_DIRECTION_. Every entry below must be repeated exactly; skip the pictures.

:: PROVIDED DATA ::

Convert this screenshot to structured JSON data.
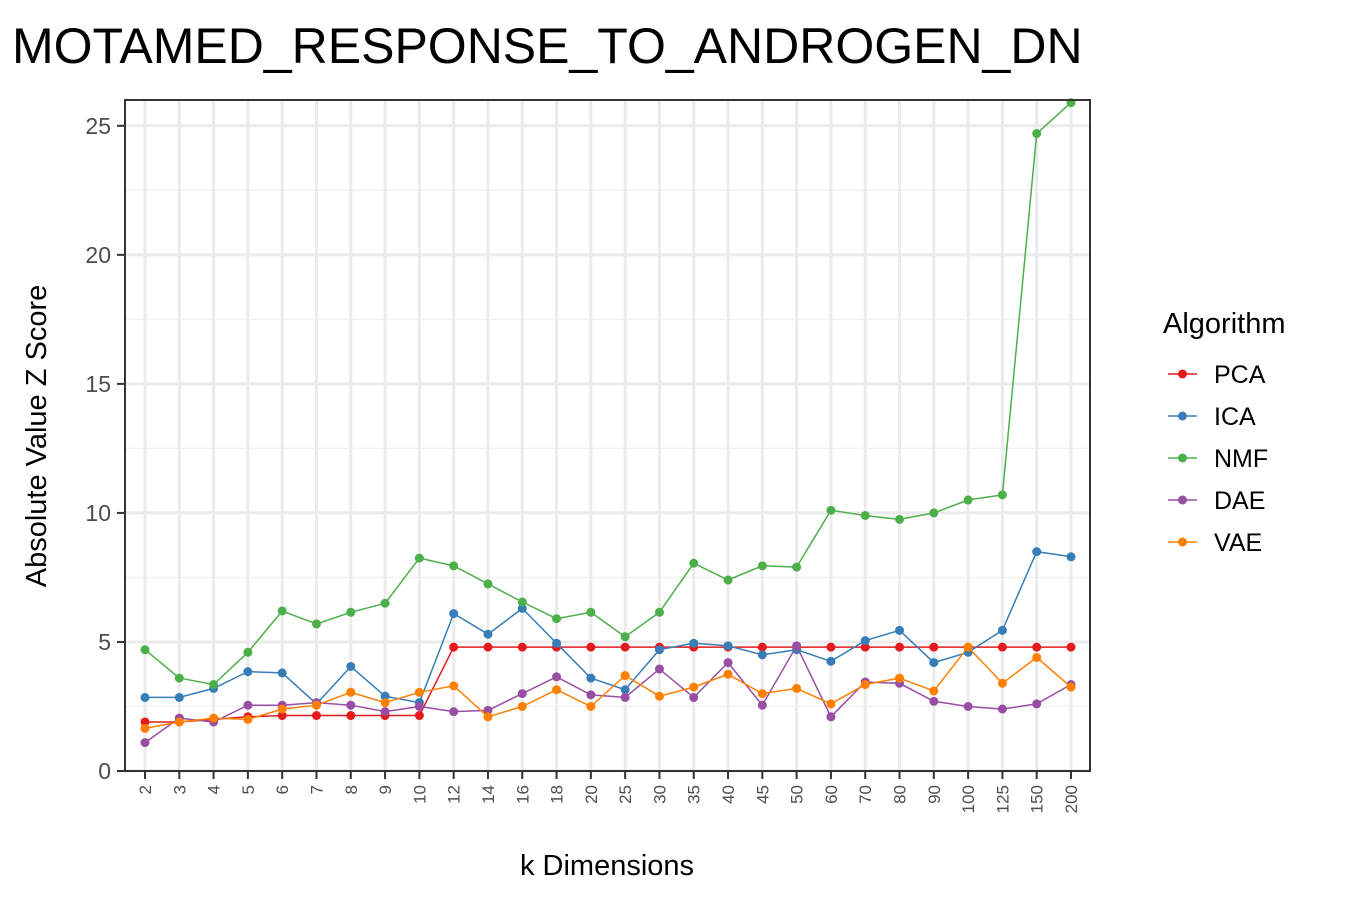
{
  "chart_data": {
    "type": "line",
    "title": "MOTAMED_RESPONSE_TO_ANDROGEN_DN",
    "xlabel": "k Dimensions",
    "ylabel": "Absolute Value Z Score",
    "categories": [
      "2",
      "3",
      "4",
      "5",
      "6",
      "7",
      "8",
      "9",
      "10",
      "12",
      "14",
      "16",
      "18",
      "20",
      "25",
      "30",
      "35",
      "40",
      "45",
      "50",
      "60",
      "70",
      "80",
      "90",
      "100",
      "125",
      "150",
      "200"
    ],
    "ylim": [
      0,
      26
    ],
    "yticks": [
      0,
      5,
      10,
      15,
      20,
      25
    ],
    "grid": true,
    "legend": {
      "title": "Algorithm",
      "placement": "right"
    },
    "series": [
      {
        "name": "PCA",
        "color": "#E41A1C",
        "values": [
          1.9,
          1.9,
          2.0,
          2.1,
          2.15,
          2.15,
          2.15,
          2.15,
          2.15,
          4.8,
          4.8,
          4.8,
          4.8,
          4.8,
          4.8,
          4.8,
          4.8,
          4.8,
          4.8,
          4.8,
          4.8,
          4.8,
          4.8,
          4.8,
          4.8,
          4.8,
          4.8,
          4.8
        ]
      },
      {
        "name": "ICA",
        "color": "#377EB8",
        "values": [
          2.85,
          2.85,
          3.2,
          3.85,
          3.8,
          2.6,
          4.05,
          2.9,
          2.65,
          6.1,
          5.3,
          6.3,
          4.95,
          3.6,
          3.15,
          4.7,
          4.95,
          4.85,
          4.5,
          4.7,
          4.25,
          5.05,
          5.45,
          4.2,
          4.6,
          5.45,
          8.5,
          8.3
        ]
      },
      {
        "name": "NMF",
        "color": "#4DAF4A",
        "values": [
          4.7,
          3.6,
          3.35,
          4.6,
          6.2,
          5.7,
          6.15,
          6.5,
          8.25,
          7.95,
          7.25,
          6.55,
          5.9,
          6.15,
          5.2,
          6.15,
          8.05,
          7.4,
          7.95,
          7.9,
          10.1,
          9.9,
          9.75,
          10.0,
          10.5,
          10.7,
          24.7,
          25.9
        ]
      },
      {
        "name": "DAE",
        "color": "#984EA3",
        "values": [
          1.1,
          2.05,
          1.9,
          2.55,
          2.55,
          2.65,
          2.55,
          2.3,
          2.5,
          2.3,
          2.35,
          3.0,
          3.65,
          2.95,
          2.85,
          3.95,
          2.85,
          4.2,
          2.55,
          4.85,
          2.1,
          3.45,
          3.4,
          2.7,
          2.5,
          2.4,
          2.6,
          3.35
        ]
      },
      {
        "name": "VAE",
        "color": "#FF7F00",
        "values": [
          1.65,
          1.9,
          2.05,
          2.0,
          2.4,
          2.55,
          3.05,
          2.65,
          3.05,
          3.3,
          2.1,
          2.5,
          3.15,
          2.5,
          3.7,
          2.9,
          3.25,
          3.75,
          3.0,
          3.2,
          2.6,
          3.35,
          3.6,
          3.1,
          4.8,
          3.4,
          4.4,
          3.25
        ]
      }
    ]
  }
}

:::

_OUTPUT OF THE TASK_.
Convert this screenshot to structured JSON data.
{
  "chart_data": {
    "type": "line",
    "title": "MOTAMED_RESPONSE_TO_ANDROGEN_DN",
    "xlabel": "k Dimensions",
    "ylabel": "Absolute Value Z Score",
    "categories": [
      "2",
      "3",
      "4",
      "5",
      "6",
      "7",
      "8",
      "9",
      "10",
      "12",
      "14",
      "16",
      "18",
      "20",
      "25",
      "30",
      "35",
      "40",
      "45",
      "50",
      "60",
      "70",
      "80",
      "90",
      "100",
      "125",
      "150",
      "200"
    ],
    "ylim": [
      0,
      26
    ],
    "yticks": [
      0,
      5,
      10,
      15,
      20,
      25
    ],
    "grid": true,
    "legend": {
      "title": "Algorithm",
      "placement": "right"
    },
    "series": [
      {
        "name": "PCA",
        "color": "#E41A1C",
        "values": [
          1.9,
          1.9,
          2.0,
          2.1,
          2.15,
          2.15,
          2.15,
          2.15,
          2.15,
          4.8,
          4.8,
          4.8,
          4.8,
          4.8,
          4.8,
          4.8,
          4.8,
          4.8,
          4.8,
          4.8,
          4.8,
          4.8,
          4.8,
          4.8,
          4.8,
          4.8,
          4.8,
          4.8
        ]
      },
      {
        "name": "ICA",
        "color": "#377EB8",
        "values": [
          2.85,
          2.85,
          3.2,
          3.85,
          3.8,
          2.6,
          4.05,
          2.9,
          2.65,
          6.1,
          5.3,
          6.3,
          4.95,
          3.6,
          3.15,
          4.7,
          4.95,
          4.85,
          4.5,
          4.7,
          4.25,
          5.05,
          5.45,
          4.2,
          4.6,
          5.45,
          8.5,
          8.3
        ]
      },
      {
        "name": "NMF",
        "color": "#4DAF4A",
        "values": [
          4.7,
          3.6,
          3.35,
          4.6,
          6.2,
          5.7,
          6.15,
          6.5,
          8.25,
          7.95,
          7.25,
          6.55,
          5.9,
          6.15,
          5.2,
          6.15,
          8.05,
          7.4,
          7.95,
          7.9,
          10.1,
          9.9,
          9.75,
          10.0,
          10.5,
          10.7,
          24.7,
          25.9
        ]
      },
      {
        "name": "DAE",
        "color": "#984EA3",
        "values": [
          1.1,
          2.05,
          1.9,
          2.55,
          2.55,
          2.65,
          2.55,
          2.3,
          2.5,
          2.3,
          2.35,
          3.0,
          3.65,
          2.95,
          2.85,
          3.95,
          2.85,
          4.2,
          2.55,
          4.85,
          2.1,
          3.45,
          3.4,
          2.7,
          2.5,
          2.4,
          2.6,
          3.35
        ]
      },
      {
        "name": "VAE",
        "color": "#FF7F00",
        "values": [
          1.65,
          1.9,
          2.05,
          2.0,
          2.4,
          2.55,
          3.05,
          2.65,
          3.05,
          3.3,
          2.1,
          2.5,
          3.15,
          2.5,
          3.7,
          2.9,
          3.25,
          3.75,
          3.0,
          3.2,
          2.6,
          3.35,
          3.6,
          3.1,
          4.8,
          3.4,
          4.4,
          3.25
        ]
      }
    ]
  }
}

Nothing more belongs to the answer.